[begin ENTRIES PROVIDED]
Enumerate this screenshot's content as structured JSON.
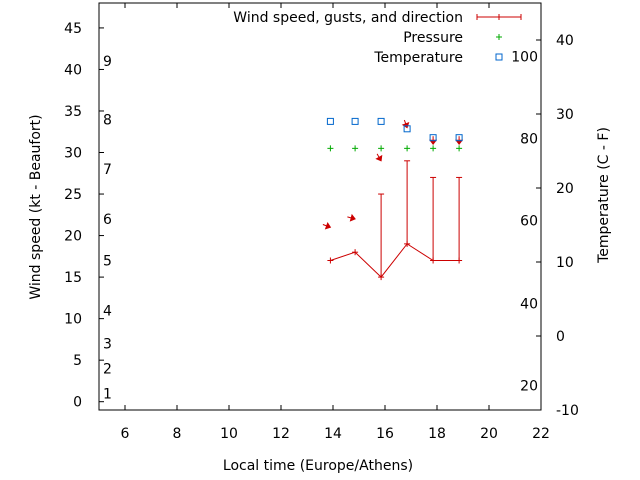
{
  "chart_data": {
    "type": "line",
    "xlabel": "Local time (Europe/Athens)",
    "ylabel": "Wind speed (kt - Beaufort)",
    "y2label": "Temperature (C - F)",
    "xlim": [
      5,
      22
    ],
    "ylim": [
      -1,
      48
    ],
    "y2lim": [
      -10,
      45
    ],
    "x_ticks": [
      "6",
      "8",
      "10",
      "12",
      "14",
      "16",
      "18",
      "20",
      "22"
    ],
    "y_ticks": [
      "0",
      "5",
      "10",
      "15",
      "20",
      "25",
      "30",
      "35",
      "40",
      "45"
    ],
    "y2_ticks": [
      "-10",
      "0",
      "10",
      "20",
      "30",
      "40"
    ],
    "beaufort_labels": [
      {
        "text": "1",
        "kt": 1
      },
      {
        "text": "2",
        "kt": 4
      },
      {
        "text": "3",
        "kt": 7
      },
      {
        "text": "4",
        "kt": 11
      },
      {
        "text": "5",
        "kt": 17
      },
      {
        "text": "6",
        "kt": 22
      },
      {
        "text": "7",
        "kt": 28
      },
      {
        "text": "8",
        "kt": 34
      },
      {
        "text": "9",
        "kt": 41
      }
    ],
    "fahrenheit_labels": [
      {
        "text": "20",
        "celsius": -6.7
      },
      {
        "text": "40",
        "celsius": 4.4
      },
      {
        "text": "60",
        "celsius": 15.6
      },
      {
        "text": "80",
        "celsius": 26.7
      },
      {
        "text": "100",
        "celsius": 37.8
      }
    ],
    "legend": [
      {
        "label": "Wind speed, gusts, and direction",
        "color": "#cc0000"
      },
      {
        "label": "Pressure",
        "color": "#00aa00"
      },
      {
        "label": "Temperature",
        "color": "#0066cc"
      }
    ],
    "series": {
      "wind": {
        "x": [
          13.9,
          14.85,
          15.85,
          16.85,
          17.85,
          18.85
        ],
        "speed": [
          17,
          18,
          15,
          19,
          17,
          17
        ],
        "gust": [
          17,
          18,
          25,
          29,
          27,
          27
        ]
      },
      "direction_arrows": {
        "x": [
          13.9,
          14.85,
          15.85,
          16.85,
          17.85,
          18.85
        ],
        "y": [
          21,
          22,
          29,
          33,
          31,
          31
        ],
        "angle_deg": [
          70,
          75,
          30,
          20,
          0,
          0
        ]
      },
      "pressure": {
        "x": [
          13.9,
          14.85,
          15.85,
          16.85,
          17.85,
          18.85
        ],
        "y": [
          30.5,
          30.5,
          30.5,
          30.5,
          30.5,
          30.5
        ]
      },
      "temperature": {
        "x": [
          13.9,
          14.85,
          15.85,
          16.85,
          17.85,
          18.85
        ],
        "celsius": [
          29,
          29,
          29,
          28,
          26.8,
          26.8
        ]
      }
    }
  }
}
[end ENTRIES PROVIDED]
[begin ENTRIES PROVIDED]
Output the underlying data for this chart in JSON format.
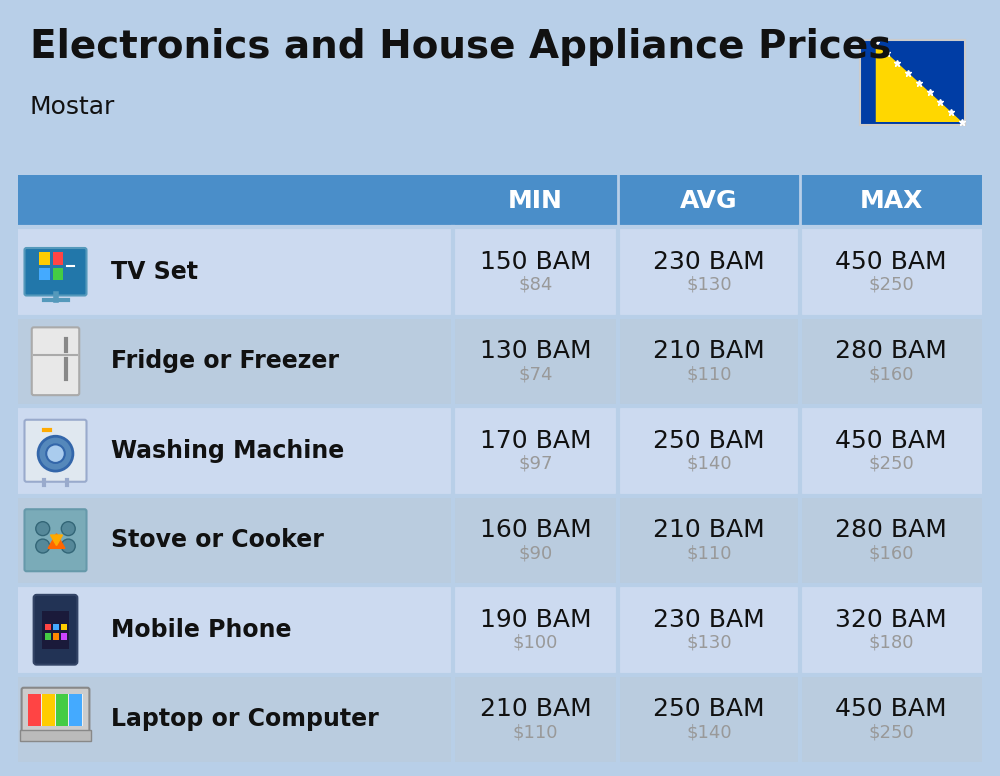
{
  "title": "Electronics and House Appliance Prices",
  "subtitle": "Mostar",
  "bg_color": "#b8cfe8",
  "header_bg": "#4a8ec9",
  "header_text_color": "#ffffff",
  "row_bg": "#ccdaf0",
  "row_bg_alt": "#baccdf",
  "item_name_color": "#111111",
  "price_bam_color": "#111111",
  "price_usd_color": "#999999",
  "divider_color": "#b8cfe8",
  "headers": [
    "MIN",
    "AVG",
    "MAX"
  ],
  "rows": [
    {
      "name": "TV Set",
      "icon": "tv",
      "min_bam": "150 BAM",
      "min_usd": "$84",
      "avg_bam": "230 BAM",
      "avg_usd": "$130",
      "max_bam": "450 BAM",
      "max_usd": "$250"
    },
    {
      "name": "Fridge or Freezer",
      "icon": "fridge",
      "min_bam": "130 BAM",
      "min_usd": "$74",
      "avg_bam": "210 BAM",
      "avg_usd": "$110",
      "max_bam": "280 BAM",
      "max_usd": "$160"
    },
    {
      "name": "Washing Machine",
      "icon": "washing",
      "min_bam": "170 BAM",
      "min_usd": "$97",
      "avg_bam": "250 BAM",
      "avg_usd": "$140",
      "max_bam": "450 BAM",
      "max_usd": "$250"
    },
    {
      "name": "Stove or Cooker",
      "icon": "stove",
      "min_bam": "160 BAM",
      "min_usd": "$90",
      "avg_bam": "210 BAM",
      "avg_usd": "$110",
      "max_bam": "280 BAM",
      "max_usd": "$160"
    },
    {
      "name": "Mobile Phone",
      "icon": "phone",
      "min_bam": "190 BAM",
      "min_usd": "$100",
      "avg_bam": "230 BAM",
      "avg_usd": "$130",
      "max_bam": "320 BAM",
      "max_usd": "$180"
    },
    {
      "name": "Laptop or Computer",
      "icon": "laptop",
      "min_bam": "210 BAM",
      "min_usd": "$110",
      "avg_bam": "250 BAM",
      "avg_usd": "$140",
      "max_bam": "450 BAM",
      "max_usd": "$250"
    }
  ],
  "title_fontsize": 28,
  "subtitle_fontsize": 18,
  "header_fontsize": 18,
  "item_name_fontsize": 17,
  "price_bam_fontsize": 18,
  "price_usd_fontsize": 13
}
[end ENTRIES PROVIDED]
[begin ENTRIES PROVIDED]
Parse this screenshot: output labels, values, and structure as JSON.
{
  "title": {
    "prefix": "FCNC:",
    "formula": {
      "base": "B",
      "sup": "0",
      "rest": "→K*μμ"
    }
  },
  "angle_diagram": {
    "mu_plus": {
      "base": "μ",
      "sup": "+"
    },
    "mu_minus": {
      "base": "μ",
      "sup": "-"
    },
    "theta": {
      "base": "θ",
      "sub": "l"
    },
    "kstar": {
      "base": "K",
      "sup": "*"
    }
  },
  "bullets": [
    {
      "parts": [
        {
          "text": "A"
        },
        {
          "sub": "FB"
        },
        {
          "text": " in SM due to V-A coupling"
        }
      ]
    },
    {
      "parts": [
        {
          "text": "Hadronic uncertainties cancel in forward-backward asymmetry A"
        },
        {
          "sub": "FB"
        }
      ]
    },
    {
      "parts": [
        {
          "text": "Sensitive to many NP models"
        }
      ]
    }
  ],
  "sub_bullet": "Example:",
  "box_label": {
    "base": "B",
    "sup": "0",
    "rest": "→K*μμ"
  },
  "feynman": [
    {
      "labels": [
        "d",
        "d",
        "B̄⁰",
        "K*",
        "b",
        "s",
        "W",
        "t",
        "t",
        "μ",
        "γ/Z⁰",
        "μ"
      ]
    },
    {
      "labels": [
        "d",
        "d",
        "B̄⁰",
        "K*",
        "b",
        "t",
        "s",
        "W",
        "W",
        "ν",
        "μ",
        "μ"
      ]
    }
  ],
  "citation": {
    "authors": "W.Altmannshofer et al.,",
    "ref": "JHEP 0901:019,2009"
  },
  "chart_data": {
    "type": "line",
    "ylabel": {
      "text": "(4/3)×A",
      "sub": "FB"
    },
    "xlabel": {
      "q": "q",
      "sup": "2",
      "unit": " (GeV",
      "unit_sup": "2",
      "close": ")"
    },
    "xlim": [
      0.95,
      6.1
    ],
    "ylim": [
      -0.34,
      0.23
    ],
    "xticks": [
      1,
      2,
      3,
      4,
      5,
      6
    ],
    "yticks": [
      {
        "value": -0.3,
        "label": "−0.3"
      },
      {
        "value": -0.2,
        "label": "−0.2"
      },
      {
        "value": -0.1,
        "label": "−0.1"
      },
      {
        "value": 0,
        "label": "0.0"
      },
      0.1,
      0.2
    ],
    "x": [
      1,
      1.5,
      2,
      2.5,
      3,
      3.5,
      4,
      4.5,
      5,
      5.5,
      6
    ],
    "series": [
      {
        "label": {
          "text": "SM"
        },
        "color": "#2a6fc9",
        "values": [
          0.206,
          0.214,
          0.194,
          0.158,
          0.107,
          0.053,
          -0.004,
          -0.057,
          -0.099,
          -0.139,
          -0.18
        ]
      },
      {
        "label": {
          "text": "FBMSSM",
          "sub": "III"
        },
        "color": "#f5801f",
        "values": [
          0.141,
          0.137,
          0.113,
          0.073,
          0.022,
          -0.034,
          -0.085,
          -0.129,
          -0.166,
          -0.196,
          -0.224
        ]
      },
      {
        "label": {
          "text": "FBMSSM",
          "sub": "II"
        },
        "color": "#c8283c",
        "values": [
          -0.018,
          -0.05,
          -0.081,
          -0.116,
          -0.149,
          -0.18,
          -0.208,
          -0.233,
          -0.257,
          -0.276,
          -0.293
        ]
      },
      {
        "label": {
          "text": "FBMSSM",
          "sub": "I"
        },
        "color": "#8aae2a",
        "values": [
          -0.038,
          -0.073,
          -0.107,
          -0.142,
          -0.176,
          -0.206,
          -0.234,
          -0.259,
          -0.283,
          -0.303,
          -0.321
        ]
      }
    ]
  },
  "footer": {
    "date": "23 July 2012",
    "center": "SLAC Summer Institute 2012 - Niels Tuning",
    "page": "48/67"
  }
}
[end ENTRIES PROVIDED]
* **GOAL OF THE EXERCISE**
Show the lines of the data that hold the word "celsius".

* **TASK RESPONSE**
        "celsius": -6.7
        "celsius": 4.4
        "celsius": 15.6
        "celsius": 26.7
        "celsius": 37.8
        "celsius": [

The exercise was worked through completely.